# start of Rows
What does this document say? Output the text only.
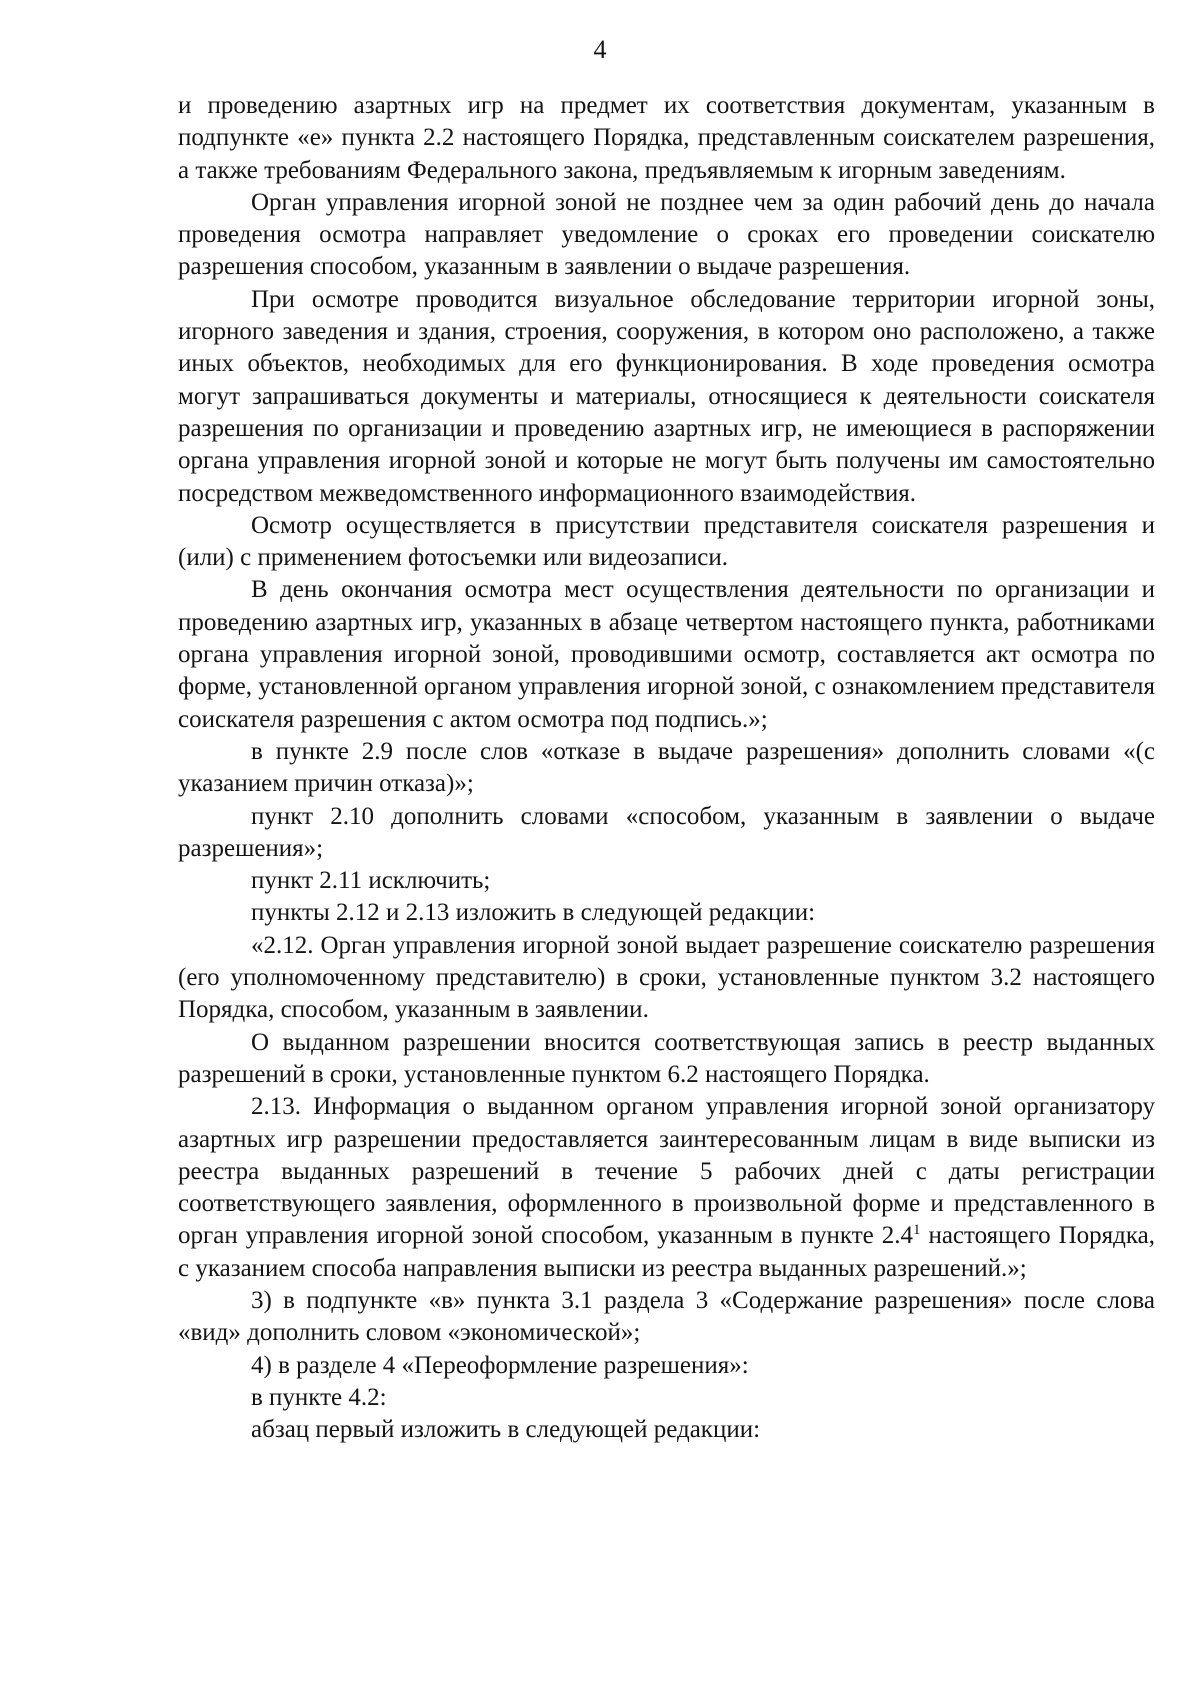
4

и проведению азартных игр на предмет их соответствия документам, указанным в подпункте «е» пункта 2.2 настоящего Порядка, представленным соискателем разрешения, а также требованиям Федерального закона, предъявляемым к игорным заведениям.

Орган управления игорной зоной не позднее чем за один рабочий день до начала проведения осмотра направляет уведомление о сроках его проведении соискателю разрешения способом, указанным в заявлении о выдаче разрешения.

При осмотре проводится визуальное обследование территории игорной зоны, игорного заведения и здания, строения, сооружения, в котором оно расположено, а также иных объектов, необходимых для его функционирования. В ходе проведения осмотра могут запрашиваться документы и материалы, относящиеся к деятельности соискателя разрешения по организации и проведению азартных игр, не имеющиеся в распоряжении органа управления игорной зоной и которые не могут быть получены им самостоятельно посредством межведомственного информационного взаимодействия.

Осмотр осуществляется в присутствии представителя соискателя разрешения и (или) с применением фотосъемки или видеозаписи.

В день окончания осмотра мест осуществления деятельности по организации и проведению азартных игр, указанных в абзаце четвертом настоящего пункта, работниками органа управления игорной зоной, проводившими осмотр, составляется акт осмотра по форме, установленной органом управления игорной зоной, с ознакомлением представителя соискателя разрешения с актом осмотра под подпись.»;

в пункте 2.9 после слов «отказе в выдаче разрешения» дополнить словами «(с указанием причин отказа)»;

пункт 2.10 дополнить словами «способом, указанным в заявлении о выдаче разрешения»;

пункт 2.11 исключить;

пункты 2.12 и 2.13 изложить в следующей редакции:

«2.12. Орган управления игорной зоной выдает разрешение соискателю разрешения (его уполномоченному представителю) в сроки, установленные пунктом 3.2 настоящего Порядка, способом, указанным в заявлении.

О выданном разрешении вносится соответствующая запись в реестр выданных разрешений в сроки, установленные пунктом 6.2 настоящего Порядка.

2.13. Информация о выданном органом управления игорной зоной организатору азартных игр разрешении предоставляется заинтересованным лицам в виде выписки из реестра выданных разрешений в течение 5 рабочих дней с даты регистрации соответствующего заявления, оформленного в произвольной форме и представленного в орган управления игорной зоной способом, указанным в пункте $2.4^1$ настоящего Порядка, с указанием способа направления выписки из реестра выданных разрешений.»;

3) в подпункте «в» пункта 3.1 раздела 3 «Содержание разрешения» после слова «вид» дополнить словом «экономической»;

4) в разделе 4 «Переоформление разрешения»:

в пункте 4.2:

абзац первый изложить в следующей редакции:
# end of Rows
Written task: Restate the records above in full, word for word. Keep pictures out.

Answer to this task:
What does this document say? Output the text only.
4

и проведению азартных игр на предмет их соответствия документам, указанным в подпункте «е» пункта 2.2 настоящего Порядка, представленным соискателем разрешения, а также требованиям Федерального закона, предъявляемым к игорным заведениям.

Орган управления игорной зоной не позднее чем за один рабочий день до начала проведения осмотра направляет уведомление о сроках его проведении соискателю разрешения способом, указанным в заявлении о выдаче разрешения.

При осмотре проводится визуальное обследование территории игорной зоны, игорного заведения и здания, строения, сооружения, в котором оно расположено, а также иных объектов, необходимых для его функционирования. В ходе проведения осмотра могут запрашиваться документы и материалы, относящиеся к деятельности соискателя разрешения по организации и проведению азартных игр, не имеющиеся в распоряжении органа управления игорной зоной и которые не могут быть получены им самостоятельно посредством межведомственного информационного взаимодействия.

Осмотр осуществляется в присутствии представителя соискателя разрешения и (или) с применением фотосъемки или видеозаписи.

В день окончания осмотра мест осуществления деятельности по организации и проведению азартных игр, указанных в абзаце четвертом настоящего пункта, работниками органа управления игорной зоной, проводившими осмотр, составляется акт осмотра по форме, установленной органом управления игорной зоной, с ознакомлением представителя соискателя разрешения с актом осмотра под подпись.»;

в пункте 2.9 после слов «отказе в выдаче разрешения» дополнить словами «(с указанием причин отказа)»;

пункт 2.10 дополнить словами «способом, указанным в заявлении о выдаче разрешения»;

пункт 2.11 исключить;

пункты 2.12 и 2.13 изложить в следующей редакции:

«2.12. Орган управления игорной зоной выдает разрешение соискателю разрешения (его уполномоченному представителю) в сроки, установленные пунктом 3.2 настоящего Порядка, способом, указанным в заявлении.

О выданном разрешении вносится соответствующая запись в реестр выданных разрешений в сроки, установленные пунктом 6.2 настоящего Порядка.

2.13. Информация о выданном органом управления игорной зоной организатору азартных игр разрешении предоставляется заинтересованным лицам в виде выписки из реестра выданных разрешений в течение 5 рабочих дней с даты регистрации соответствующего заявления, оформленного в произвольной форме и представленного в орган управления игорной зоной способом, указанным в пункте $2.4^1$ настоящего Порядка, с указанием способа направления выписки из реестра выданных разрешений.»;

3) в подпункте «в» пункта 3.1 раздела 3 «Содержание разрешения» после слова «вид» дополнить словом «экономической»;

4) в разделе 4 «Переоформление разрешения»:

в пункте 4.2:

абзац первый изложить в следующей редакции:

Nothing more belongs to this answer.